> _EXCERPT_
* * * * *

The Baku-Tbilisi-Ceyhan oil pipeline runs through three countries between the Caspian and Mediterranean seas.
Doug Beach for NPR
The Baku-Tbilisi-Ceyhan oil pipeline runs through three countries between the Caspian and Mediterranean seas.

This summer, a 1,000-mile pipeline is expected to begin pumping oil from Azerbaijan's Caspian Sea coast, through neighboring Georgia, to a Turkish port on the Mediterranean Sea. Ivan Watson travels the length of the pipeline and reports on the people and places along the way.

White Milk, Black Diamonds

Oltu, Turkey -- April 7, 2006 The difference between Turks and residents of the former Soviet Union is enormous.

Just a few miles from the Georgian border, we stopped next to a small village called Sogutveren, where a young man in an orange jumpsuit and his middle-aged uncle and aunt warmly greeted us outside their simple, one-room farmhouse.

"Would you like to come inside for some milk?" asked the woman, named Gulperi (Rose Fairy) Alsan.

There was no furniture inside the room, aside from two hard beds and a table. The men chatted with us, and the woman entered a few minutes later with a small bucket of milk fresh from one of the family cows. She heated it in a saucepan for a few minutes, mixed in a little sugar and served it up in coffee mugs. Delicious.

The room was decorated with a few hanging carpets, one depicting Mecca, and photos of the couple's children, who lived and worked with their families in Istanbul. Several photos showed their sons in camouflage uniforms, performing the military service required of all Turkish men.

Later, the Alsans showed us their barn, which was the next room over, where seven cows nursed a number of calves, including one that was born just two days earlier. The family supported themselves by selling milk, as well as butter and cheese.

Their 26-year-old nephew, Olcay, had spent a month doing construction for the oil pipeline which ran through the neighboring valley. He still used the orange jumpsuit and boots he'd been given for pipeline work to do his farm work. These people were as poor as anyone I had met in Georgia, but they showed no sign of anger, bitterness or resentment at their lot in life.

Neither did the men I interviewed at a gas station, or the traders who treated my driver, Burcak, and me to a glass of bitter tea in the town of Oltu, across the street from two huge Turkish flags, which decorated town hall. Downtown stood a statue of the founder of the modern Turkish Republic, Mustapha Kemal Ataturk, riding horseback and waving a saber.

Turkish soldiers marched at a small base next to a gas station, while women in headscarves walked through the streets with their children.

The town was jammed with shops, stores, and a small bazaar devoted to crafting jewelry made out of oltu, a locally mined semiprecious stone that is translated in a Turkish-English dictionary as "black diamond." Craftsmen said the stone has been carved into jewelry and prayer beads here for centuries. Today, you can get a "black diamond" key chain for less then five bucks.

* * * * *

> _DATA PROVIDED_
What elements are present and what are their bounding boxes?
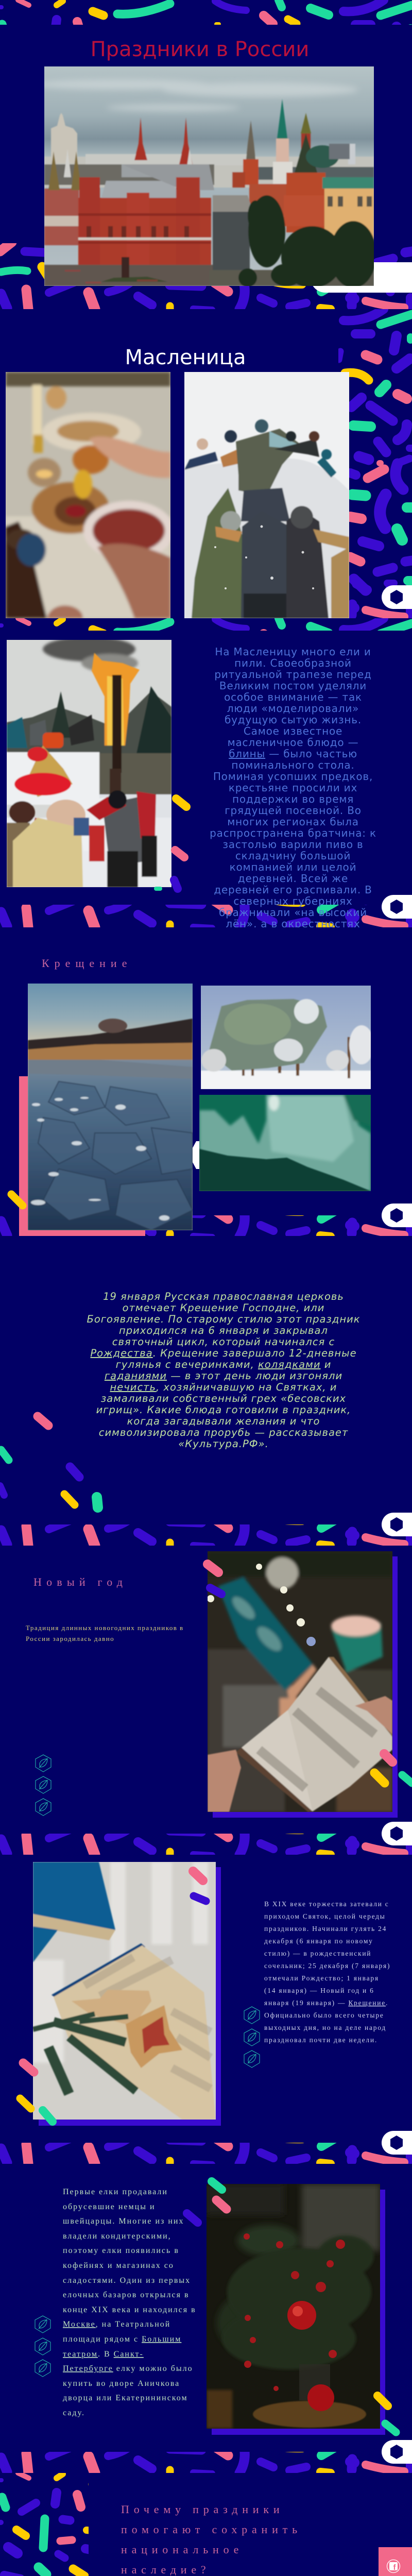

* * * * *

> _TASKS_
[A] Repeat the passage of the pipeline report between "Their 26-year-old nephew, Olcay, had" and "waving a saber.", inclusive, word for word.
[B] Carry on the pipeline report from the point where it stops.
The listing isn't needed for anything here.

> _SOLVED TASKS_
[A]
Their 26-year-old nephew, Olcay, had spent a month doing construction for the oil pipeline which ran through the neighboring valley. He still used the orange jumpsuit and boots he'd been given for pipeline work to do his farm work. These people were as poor as anyone I had met in Georgia, but they showed no sign of anger, bitterness or resentment at their lot in life.

Neither did the men I interviewed at a gas station, or the traders who treated my driver, Burcak, and me to a glass of bitter tea in the town of Oltu, across the street from two huge Turkish flags, which decorated town hall. Downtown stood a statue of the founder of the modern Turkish Republic, Mustapha Kemal Ataturk, riding horseback and waving a saber.

[B]
At a local restaurant, families sat in a separate section, segregated from men-only tables. When we asked around about the pipeline that ran nearby, nobody seemed to know about it.

Border Crossing

Turkish-Georgian Border -- April 7, 2006 From Vale, a beaten dirt road leads less then five miles to the Turkish border. Old Soviet-era guard towers still stand -- empty from what I could see -- on the Georgian side of the border.

The border crossing, though, is about as relaxing as can be. I asked a Georgian customs guard, "You don't have a bathroom around here by any chance."

"Bathroom?" he answered in heavily accented Russian. "Of course we have a bathroom! How could we not have a bathroom?! Follow me."

Aside from guards and customs workers, the border crossing was mostly deserted. But as the Georgians were stamping my passport, guards ushered three women from Kyrgyzstan through the Turkish side. "Ivan, look," my driver, Yura, said. "Prostitutes."

The Turks did a cursory search of my luggage and let me pass. A well-maintained, paved road began on the Turkish side of the border, and it's been paved highway ever since.

Uncle Gocha's House of Culture

Vale, Georgia -- April 7, 2006 A dirt road runs through the last Georgian town before the Turkish border.

If the villages in this country tend to be poor, yet simultaneously rustic, charming and beautiful, the provincial towns are utterly destitute -- appalling reminders of the complete and utter collapse of the former Soviet Union.

Cars splash through pond-sized puddles on the main street in front of the ruined streetlights of the looming House of Culture. We stopped in front of the massive Soviet structure because I noticed there was hardly any glass left in its two-story windows. The double doors seemed to swing back and forth in the breeze. I approached up deserted steps, and saw a boarded-up box office. But from somewhere inside the mammoth building, I heard the sound of children singing and I followed their voices.

The House of Culture's once-grand foyer and staircase were also completely deserted and falling to pieces. Amid ornate chandeliers, the ceiling and walls were hopelessly stained by water that had leaked in from the roof. The floor had been ripped up, leaving bare, crumbling concrete. Enormous, wall-sized socialist paintings depicting local Georgian culture still hung on the wall, ripped in places.

It looked like a war had hit this place. I was standing on the second floor, gawking at damage, when the door to a nearby room burst open and a short, gray-haired man with a stubbly beard and glasses stormed out. He saw me and demanded in Russian: "Can I help you?"

I had barely gotten a word out before the man embarked on a 20-minute tirade about what my "damned democracy" had done to Vale. He didn't stop to take a breath as he led me furiously from room to room, up and down stairs, through the ruins of what had been a gym. All the while, this madman cursed at the government in Tbilisi, the governor of the district and the United States for what happened to what had once been the cultural heart of the community.

My angry guide disappeared into an unlit room, banged around for a minute, and suddenly switched on an ancient Soviet movie projector, using the light to illuminate the projection booth of what had been Vale's only movie theater.

The walls here were decorated with Soviet propaganda posters and a 1990 poster/calendar of Sylvester Stallone advertising the movie Over the Top. Ancient movie reels lay piled in cans on the ground. Meanwhile, this angry, somewhat campy man described how he had worked without pay for 15 years to maintain the old movie projectors.

"If it wasn't for me," he rasped, "there would be nothing left here. I lost the best years of my life in this town, thanks to your damned democracy."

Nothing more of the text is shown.